*YOUR INSTRUCTIONS*.
Of the lines below, how many hold the string "Hulton"? Give only the number.

Figure content listings:
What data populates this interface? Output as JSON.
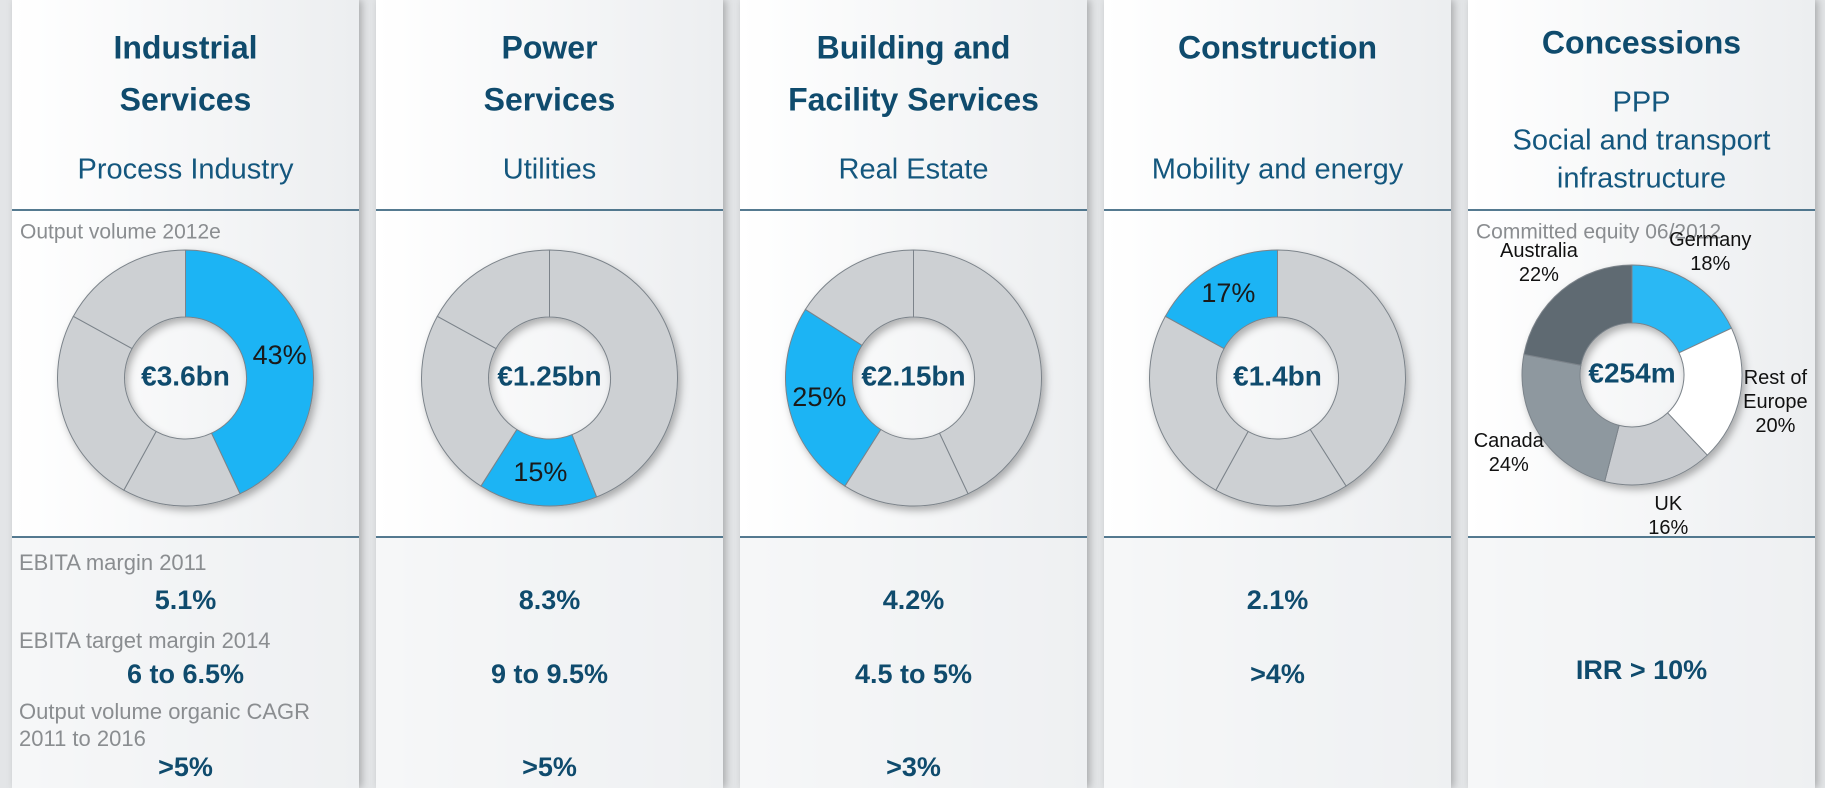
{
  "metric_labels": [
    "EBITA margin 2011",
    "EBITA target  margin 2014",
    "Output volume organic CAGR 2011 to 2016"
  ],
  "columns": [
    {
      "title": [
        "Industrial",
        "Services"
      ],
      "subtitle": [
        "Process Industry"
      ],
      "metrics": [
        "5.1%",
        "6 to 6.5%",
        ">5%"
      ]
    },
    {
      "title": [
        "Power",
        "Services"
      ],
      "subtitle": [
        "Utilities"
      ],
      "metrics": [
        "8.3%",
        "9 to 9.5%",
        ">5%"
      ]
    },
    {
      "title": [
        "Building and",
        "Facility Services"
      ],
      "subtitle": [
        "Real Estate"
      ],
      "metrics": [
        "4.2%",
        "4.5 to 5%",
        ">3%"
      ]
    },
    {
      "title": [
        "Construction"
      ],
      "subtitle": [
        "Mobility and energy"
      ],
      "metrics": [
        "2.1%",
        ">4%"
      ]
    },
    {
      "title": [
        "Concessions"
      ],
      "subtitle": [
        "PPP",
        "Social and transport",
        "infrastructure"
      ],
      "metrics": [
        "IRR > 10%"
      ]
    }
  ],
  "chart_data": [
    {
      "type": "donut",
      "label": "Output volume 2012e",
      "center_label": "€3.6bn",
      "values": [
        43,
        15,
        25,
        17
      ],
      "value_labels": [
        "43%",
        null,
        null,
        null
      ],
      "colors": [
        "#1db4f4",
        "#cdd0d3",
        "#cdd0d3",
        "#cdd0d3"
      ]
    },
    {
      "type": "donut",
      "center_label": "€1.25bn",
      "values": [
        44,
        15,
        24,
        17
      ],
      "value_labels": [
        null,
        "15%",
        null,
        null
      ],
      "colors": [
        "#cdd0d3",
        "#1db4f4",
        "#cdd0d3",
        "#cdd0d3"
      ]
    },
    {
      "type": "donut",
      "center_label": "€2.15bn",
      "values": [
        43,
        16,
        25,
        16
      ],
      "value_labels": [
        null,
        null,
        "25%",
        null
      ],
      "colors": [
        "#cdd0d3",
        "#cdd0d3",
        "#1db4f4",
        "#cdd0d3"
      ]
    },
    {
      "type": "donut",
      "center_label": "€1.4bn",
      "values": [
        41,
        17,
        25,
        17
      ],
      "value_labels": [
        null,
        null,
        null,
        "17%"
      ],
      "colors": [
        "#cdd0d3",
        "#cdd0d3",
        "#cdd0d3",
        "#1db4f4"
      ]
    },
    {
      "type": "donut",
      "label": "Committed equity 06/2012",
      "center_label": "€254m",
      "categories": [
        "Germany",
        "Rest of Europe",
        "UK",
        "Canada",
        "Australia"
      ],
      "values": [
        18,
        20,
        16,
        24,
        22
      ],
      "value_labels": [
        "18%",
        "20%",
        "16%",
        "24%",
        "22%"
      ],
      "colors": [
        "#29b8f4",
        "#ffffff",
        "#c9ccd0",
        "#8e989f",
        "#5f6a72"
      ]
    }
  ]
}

* * *

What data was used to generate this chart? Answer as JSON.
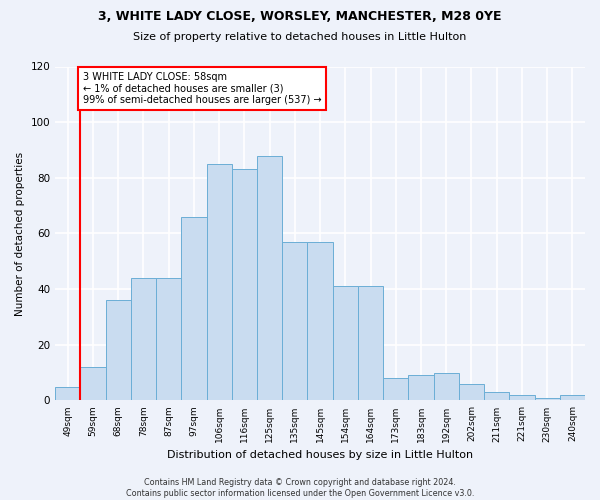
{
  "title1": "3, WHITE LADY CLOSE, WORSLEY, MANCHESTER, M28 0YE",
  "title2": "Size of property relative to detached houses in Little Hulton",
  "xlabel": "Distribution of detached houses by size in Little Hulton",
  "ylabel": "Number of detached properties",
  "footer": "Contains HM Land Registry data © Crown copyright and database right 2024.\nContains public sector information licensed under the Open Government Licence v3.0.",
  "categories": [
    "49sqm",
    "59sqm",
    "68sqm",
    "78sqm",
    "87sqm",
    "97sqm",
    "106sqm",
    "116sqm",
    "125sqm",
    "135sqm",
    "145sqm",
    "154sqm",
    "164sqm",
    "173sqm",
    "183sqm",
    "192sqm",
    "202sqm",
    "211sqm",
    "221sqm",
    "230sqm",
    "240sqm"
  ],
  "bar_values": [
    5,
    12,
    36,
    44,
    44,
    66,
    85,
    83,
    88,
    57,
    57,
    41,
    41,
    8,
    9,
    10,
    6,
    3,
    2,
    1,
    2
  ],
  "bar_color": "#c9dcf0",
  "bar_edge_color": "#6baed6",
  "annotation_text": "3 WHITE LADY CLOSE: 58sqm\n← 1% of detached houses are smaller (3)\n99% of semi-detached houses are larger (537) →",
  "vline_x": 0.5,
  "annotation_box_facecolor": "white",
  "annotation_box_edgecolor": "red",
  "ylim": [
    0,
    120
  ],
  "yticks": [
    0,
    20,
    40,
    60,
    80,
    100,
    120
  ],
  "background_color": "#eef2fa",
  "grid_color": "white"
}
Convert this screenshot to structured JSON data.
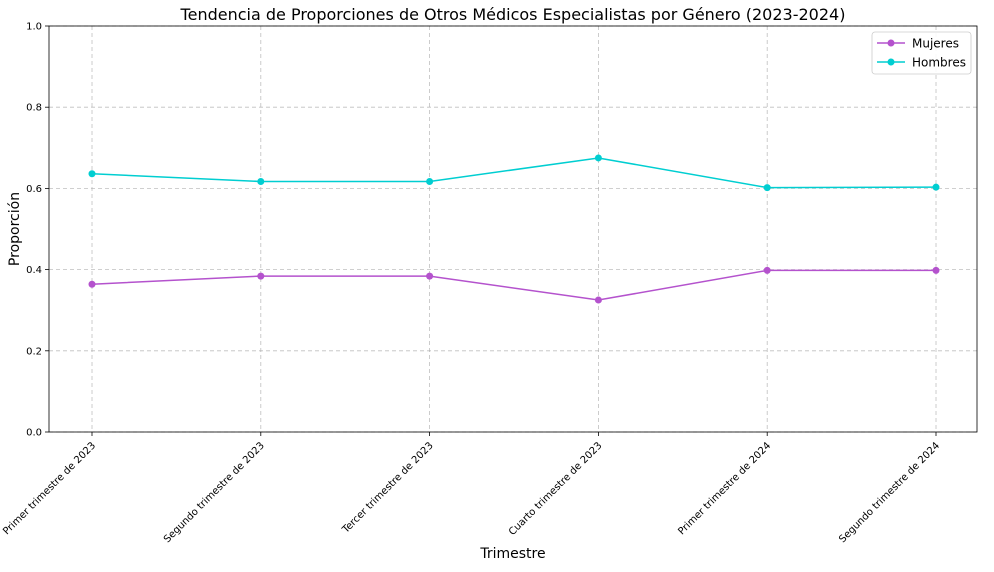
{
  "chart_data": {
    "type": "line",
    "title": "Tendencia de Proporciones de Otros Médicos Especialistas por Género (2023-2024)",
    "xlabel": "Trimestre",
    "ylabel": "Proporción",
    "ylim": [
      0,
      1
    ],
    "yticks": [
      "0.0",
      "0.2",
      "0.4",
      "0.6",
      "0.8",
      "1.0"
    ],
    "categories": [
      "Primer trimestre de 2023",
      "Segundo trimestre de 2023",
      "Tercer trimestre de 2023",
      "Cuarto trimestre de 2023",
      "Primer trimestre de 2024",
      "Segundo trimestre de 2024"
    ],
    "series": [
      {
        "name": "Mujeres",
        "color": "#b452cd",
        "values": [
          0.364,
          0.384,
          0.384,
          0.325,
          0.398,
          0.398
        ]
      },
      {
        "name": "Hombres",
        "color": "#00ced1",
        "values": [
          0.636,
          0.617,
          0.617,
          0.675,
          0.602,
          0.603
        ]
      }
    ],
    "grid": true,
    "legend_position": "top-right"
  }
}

*CORRECT RESPONSE*.
2